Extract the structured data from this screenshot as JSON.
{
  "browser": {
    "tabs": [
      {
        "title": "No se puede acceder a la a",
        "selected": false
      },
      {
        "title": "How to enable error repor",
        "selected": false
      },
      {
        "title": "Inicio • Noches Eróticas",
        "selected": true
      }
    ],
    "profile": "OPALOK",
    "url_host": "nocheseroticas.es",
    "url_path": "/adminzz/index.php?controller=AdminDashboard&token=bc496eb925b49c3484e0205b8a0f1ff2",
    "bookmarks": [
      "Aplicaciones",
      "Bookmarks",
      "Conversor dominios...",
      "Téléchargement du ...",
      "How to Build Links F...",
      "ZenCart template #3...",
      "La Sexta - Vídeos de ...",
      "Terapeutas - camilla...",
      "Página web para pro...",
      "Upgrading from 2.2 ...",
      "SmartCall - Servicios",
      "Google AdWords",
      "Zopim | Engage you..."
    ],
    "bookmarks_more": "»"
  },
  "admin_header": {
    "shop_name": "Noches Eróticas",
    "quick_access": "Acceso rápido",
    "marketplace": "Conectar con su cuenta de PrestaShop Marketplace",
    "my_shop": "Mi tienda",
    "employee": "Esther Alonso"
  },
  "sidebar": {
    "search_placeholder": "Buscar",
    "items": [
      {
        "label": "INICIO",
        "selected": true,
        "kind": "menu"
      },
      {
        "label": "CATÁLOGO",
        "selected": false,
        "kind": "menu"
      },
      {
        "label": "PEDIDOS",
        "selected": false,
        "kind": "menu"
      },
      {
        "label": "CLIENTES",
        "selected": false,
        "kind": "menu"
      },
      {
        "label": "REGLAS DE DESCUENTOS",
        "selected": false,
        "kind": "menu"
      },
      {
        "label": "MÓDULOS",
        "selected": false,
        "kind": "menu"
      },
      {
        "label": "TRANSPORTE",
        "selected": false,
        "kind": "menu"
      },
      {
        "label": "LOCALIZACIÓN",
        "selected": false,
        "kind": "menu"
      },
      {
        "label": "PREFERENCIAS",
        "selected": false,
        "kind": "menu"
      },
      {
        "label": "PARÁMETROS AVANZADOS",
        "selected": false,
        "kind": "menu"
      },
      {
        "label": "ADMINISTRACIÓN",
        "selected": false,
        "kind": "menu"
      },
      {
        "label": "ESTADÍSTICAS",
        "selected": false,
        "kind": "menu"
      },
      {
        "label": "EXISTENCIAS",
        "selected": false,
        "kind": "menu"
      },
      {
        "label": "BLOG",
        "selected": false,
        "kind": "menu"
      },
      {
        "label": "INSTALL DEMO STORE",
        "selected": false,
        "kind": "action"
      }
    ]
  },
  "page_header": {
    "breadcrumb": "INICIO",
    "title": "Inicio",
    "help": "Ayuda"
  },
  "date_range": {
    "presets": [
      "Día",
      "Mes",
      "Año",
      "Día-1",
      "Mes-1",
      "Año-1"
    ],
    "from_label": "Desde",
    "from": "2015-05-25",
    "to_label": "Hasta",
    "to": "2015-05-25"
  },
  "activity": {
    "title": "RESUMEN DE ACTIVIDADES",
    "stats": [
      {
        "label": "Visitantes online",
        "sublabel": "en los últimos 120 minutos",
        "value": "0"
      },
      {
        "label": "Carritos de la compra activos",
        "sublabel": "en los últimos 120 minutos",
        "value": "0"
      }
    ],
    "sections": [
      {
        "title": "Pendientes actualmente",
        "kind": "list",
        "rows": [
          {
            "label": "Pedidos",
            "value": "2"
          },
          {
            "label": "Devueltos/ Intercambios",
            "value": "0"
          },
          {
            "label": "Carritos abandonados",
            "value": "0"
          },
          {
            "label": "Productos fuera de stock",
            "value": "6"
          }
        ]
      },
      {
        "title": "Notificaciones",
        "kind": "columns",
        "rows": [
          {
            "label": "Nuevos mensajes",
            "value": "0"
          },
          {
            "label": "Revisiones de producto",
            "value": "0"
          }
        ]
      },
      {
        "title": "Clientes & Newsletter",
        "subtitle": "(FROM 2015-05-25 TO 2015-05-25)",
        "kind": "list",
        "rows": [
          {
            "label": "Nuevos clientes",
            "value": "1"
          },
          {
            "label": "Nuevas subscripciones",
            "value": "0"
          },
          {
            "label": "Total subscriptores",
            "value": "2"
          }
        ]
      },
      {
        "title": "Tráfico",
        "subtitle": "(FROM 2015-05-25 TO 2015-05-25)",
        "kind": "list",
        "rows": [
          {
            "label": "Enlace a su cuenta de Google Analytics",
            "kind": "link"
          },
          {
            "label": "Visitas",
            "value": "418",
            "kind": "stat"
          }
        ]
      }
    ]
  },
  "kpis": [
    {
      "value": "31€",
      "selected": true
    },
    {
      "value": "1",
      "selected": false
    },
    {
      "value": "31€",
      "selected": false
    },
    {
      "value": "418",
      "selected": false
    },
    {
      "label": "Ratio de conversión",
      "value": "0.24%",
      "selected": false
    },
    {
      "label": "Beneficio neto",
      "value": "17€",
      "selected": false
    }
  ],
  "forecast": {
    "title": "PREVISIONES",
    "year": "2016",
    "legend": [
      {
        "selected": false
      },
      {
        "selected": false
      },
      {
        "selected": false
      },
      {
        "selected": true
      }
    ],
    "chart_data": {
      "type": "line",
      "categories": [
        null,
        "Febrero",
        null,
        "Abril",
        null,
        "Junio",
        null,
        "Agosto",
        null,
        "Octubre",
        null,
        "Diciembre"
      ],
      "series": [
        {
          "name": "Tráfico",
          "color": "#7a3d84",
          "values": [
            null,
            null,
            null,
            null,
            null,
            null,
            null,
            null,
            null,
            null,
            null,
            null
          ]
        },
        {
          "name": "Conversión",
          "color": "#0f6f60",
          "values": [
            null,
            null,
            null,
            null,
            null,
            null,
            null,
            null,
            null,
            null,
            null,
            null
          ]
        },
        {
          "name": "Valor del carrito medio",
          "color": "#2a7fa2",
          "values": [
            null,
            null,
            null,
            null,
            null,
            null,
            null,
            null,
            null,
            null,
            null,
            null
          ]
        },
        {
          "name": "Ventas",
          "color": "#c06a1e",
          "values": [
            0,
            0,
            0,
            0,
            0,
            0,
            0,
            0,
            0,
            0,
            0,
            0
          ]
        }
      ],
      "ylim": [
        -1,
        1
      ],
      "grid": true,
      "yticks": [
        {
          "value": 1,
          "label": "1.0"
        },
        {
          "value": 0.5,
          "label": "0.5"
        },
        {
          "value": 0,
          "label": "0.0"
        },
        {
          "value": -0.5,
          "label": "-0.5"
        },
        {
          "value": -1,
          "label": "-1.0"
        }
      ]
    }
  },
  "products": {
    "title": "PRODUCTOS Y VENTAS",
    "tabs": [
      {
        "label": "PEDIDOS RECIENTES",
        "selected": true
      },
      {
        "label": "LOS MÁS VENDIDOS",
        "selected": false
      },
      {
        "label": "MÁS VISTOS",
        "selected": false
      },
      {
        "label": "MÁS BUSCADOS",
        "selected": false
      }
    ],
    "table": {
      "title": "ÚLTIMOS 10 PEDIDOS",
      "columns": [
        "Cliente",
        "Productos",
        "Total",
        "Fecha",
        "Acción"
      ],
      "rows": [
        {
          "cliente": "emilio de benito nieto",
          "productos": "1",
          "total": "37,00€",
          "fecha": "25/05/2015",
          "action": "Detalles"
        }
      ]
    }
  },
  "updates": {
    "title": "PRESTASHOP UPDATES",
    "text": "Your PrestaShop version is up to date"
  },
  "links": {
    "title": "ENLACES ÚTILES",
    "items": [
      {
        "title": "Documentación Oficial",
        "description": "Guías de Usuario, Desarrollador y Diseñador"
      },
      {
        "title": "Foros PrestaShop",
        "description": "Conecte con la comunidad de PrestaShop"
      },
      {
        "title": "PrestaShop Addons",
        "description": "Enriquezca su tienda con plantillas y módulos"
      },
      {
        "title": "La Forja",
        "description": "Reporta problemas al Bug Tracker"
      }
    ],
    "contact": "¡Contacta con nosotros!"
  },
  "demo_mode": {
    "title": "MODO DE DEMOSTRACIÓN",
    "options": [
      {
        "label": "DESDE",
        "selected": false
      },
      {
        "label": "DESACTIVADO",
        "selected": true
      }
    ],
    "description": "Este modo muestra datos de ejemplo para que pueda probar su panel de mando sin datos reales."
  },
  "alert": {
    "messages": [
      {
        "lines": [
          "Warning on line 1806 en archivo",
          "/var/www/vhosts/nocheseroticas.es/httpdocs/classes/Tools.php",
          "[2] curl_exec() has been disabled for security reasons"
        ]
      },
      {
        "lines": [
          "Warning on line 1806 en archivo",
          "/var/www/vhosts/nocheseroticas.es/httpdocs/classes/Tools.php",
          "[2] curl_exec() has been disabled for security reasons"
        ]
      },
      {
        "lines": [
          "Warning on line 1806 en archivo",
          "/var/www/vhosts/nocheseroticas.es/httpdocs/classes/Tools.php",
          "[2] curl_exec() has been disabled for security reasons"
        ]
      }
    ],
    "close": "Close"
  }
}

▶ _To be done_: For each line in the data above that contains the string "Eróticas", extract the line.

▶ _Expected answer_:
        "title": "Inicio • Noches Eróticas",
    "shop_name": "Noches Eróticas",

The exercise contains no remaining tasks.